+++ LISTED ENTRIES +++

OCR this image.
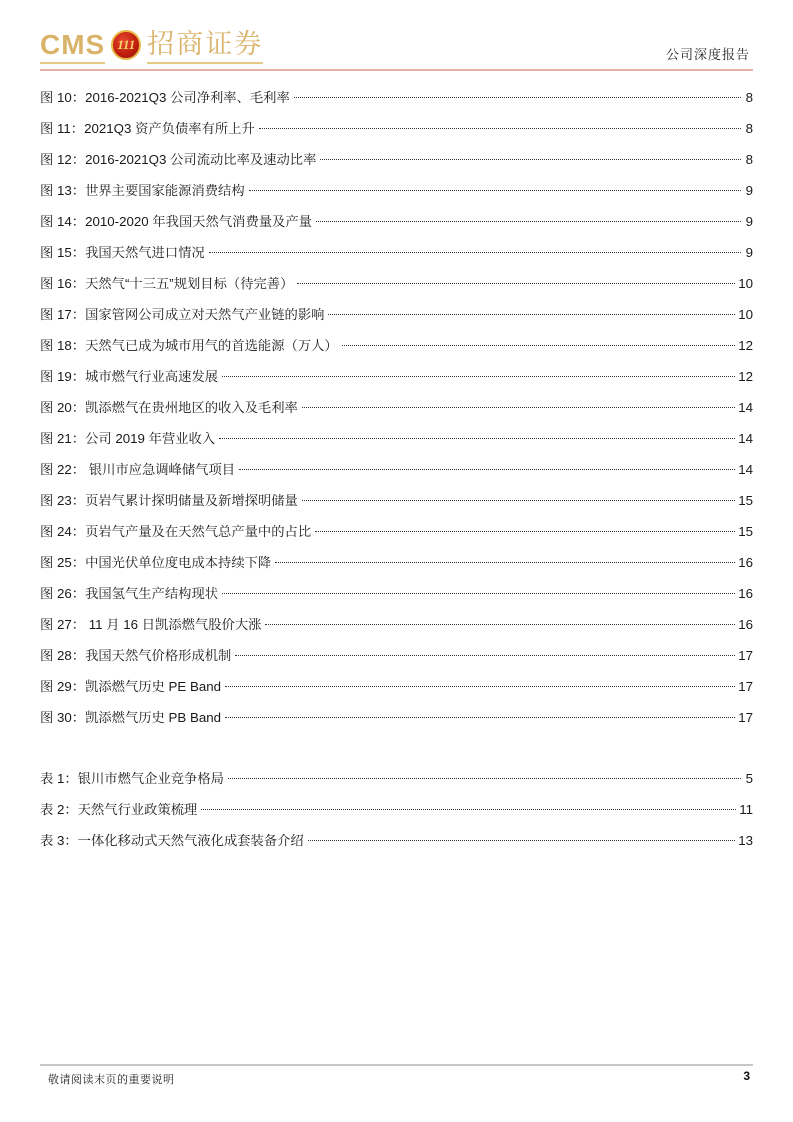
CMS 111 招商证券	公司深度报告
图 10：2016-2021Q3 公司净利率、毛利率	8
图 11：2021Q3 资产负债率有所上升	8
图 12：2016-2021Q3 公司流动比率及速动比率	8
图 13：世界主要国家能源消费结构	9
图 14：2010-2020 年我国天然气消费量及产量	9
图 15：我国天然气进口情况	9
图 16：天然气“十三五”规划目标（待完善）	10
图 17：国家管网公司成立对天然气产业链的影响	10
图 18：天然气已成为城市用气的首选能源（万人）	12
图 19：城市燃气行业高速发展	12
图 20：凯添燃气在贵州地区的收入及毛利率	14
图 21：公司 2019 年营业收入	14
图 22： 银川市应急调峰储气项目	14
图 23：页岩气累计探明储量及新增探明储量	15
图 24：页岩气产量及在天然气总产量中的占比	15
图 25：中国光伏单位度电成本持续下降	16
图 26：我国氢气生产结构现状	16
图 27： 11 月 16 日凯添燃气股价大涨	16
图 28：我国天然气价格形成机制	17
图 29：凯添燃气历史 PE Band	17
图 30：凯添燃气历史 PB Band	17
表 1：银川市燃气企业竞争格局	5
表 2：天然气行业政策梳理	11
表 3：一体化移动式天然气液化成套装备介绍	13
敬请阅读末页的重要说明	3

+++
+++ LISTED ENTRIES +++

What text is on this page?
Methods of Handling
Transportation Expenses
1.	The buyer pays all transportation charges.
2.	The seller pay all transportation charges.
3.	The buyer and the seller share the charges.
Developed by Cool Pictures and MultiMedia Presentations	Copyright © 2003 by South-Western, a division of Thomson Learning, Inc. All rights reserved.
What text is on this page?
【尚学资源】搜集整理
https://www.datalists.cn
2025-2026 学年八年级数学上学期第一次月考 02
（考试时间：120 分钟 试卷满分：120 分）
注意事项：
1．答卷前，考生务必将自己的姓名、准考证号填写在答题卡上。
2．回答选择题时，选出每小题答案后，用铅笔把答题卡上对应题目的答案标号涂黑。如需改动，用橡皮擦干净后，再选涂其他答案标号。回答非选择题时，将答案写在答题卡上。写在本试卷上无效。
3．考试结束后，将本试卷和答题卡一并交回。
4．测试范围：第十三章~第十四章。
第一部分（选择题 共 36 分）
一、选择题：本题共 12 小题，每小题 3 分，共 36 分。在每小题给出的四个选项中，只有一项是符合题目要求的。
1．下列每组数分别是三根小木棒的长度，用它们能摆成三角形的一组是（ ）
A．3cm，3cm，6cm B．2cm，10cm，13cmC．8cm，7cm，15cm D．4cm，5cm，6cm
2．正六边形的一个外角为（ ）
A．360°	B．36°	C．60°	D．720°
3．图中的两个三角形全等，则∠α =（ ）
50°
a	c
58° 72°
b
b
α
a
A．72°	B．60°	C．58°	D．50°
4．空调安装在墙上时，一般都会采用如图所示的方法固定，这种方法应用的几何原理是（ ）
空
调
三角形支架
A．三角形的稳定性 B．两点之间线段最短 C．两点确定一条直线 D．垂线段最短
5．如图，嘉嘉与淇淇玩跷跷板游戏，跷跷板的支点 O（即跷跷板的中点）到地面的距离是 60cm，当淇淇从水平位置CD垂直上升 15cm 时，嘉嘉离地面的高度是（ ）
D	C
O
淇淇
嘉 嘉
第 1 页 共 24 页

+++
+++ LISTED ENTRIES +++

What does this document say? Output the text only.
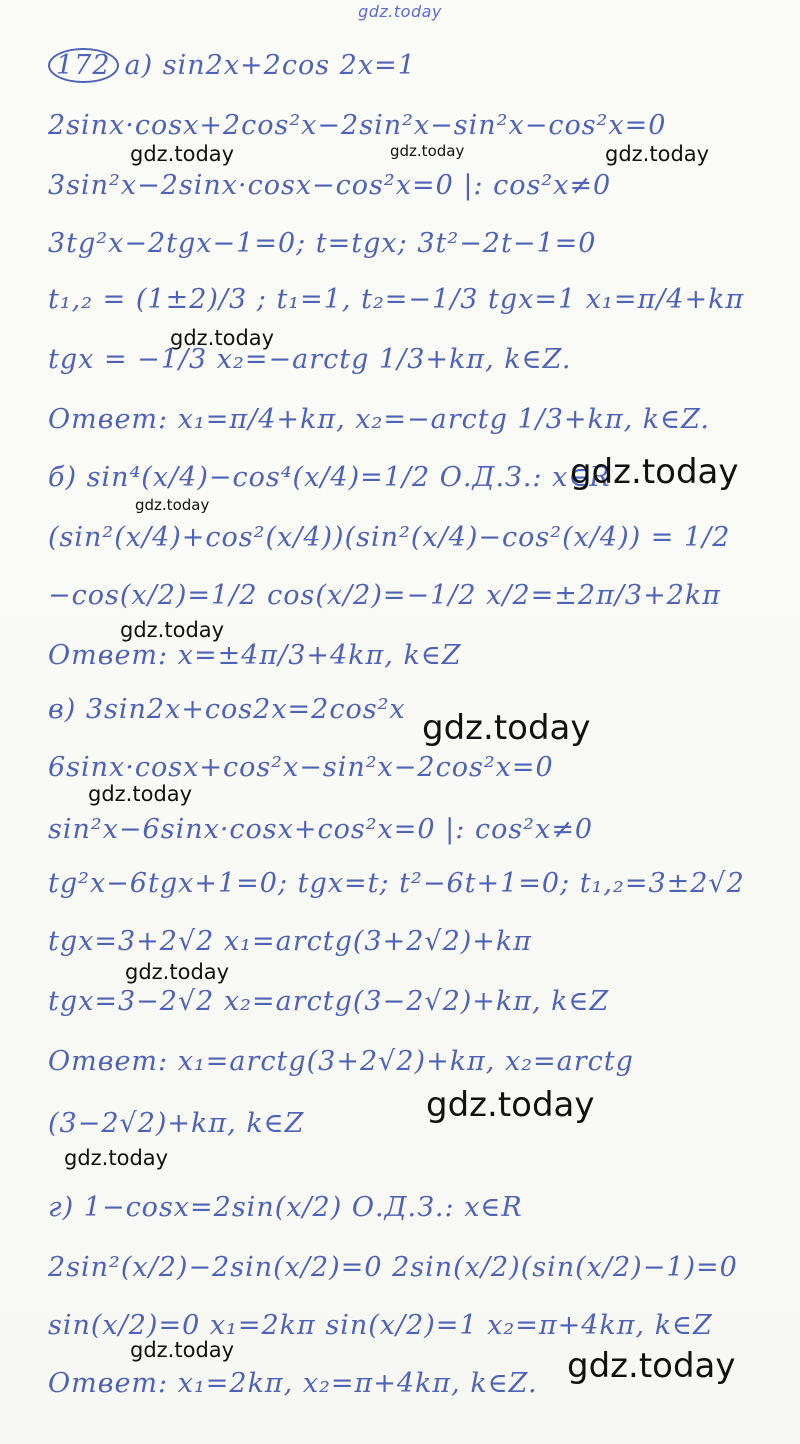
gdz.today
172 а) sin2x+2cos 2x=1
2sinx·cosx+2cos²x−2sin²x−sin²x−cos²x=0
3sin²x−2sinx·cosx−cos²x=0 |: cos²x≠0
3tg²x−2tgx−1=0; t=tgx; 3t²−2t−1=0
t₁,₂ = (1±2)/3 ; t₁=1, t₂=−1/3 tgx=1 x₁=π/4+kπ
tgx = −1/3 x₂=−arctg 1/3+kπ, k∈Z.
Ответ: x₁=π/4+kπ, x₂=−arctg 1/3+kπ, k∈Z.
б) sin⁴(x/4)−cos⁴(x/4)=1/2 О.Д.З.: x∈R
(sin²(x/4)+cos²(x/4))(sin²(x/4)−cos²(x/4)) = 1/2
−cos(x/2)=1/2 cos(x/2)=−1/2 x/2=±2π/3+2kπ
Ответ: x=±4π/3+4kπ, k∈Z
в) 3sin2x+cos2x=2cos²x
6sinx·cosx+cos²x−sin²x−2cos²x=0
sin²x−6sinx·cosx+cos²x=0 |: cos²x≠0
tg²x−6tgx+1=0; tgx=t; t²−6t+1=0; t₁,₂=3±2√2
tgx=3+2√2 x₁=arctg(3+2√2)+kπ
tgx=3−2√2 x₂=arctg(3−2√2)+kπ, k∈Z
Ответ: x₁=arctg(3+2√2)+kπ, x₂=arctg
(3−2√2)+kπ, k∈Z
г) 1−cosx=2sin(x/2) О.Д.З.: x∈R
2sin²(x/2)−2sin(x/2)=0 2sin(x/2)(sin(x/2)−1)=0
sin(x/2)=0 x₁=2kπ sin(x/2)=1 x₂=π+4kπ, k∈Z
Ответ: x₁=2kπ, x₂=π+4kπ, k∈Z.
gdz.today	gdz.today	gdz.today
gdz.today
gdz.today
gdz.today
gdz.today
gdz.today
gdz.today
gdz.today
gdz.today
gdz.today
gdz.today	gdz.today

+++

» **WHAT TO DO**:
Copy out each line in the preceding records that contains "seller".

» **SOLUTION FOR THIS EXERCISE**:
2.	The seller pay all transportation charges.
3.	The buyer and the seller share the charges.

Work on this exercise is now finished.